» Requirement
Of the lines in the entries, how many hold the word "value"? Give that number alone.

:::

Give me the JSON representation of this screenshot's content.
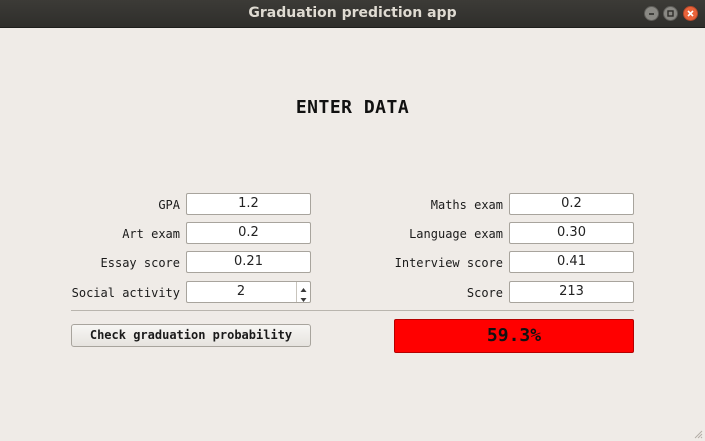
{
  "window": {
    "title": "Graduation prediction app"
  },
  "heading": "ENTER DATA",
  "left_fields": [
    {
      "label": "GPA",
      "value": "1.2"
    },
    {
      "label": "Art exam",
      "value": "0.2"
    },
    {
      "label": "Essay score",
      "value": "0.21"
    },
    {
      "label": "Social activity",
      "value": "2"
    }
  ],
  "right_fields": [
    {
      "label": "Maths exam",
      "value": "0.2"
    },
    {
      "label": "Language exam",
      "value": "0.30"
    },
    {
      "label": "Interview score",
      "value": "0.41"
    },
    {
      "label": "Score",
      "value": "213"
    }
  ],
  "actions": {
    "check_label": "Check graduation probability"
  },
  "result": {
    "text": "59.3%",
    "background_color": "#ff0000"
  },
  "icons": [
    "minimize-icon",
    "maximize-icon",
    "close-icon",
    "spin-up-icon",
    "spin-down-icon",
    "resize-grip-icon"
  ]
}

:::

» Final answer
8